[Start of Material for this exercise]

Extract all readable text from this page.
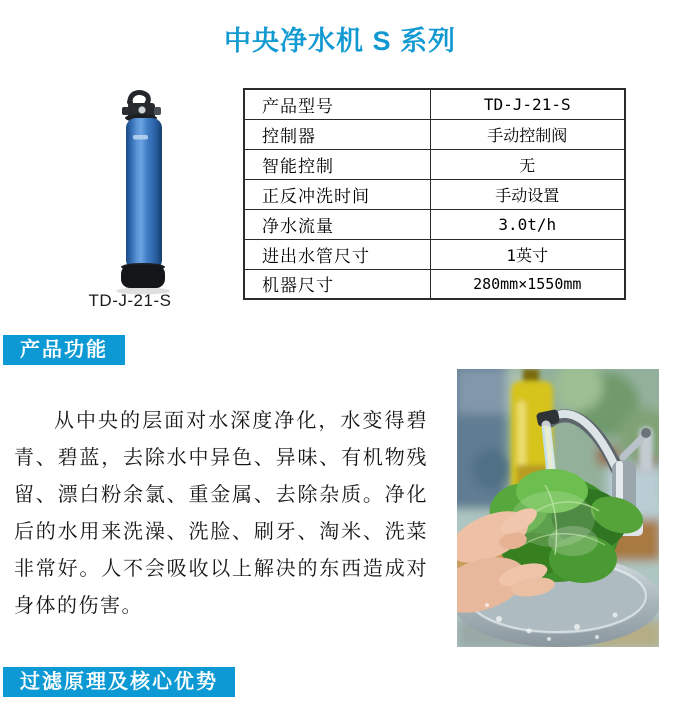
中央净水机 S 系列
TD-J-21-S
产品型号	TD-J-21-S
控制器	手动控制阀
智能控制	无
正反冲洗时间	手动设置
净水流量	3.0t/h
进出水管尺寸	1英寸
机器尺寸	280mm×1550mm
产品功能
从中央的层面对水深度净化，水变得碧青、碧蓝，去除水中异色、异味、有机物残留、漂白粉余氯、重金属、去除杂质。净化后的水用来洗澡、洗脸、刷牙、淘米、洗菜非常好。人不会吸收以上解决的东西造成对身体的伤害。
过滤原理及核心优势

[End of Material for this exercise]
[Start of Material for this exercise]

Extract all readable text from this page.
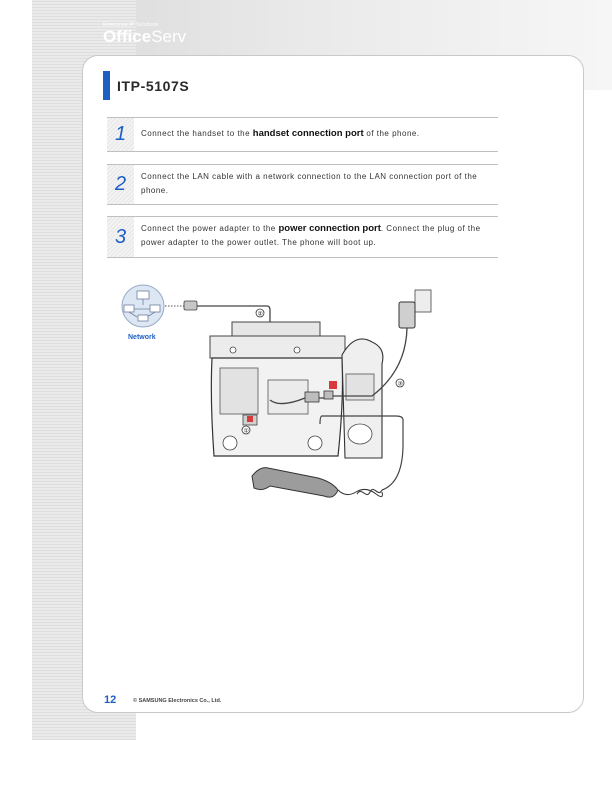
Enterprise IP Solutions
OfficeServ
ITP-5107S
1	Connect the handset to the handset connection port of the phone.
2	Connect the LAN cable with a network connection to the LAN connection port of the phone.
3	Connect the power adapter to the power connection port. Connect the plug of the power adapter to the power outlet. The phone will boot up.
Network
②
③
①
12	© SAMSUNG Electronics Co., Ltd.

[End of Material for this exercise]

## [Written instruction]
Extract every line containing the string "Connect" from the data above.

## [Answer to the problem]
1	Connect the handset to the handset connection port of the phone.
2	Connect the LAN cable with a network connection to the LAN connection port of the phone.
3	Connect the power adapter to the power connection port. Connect the plug of the power adapter to the power outlet. The phone will boot up.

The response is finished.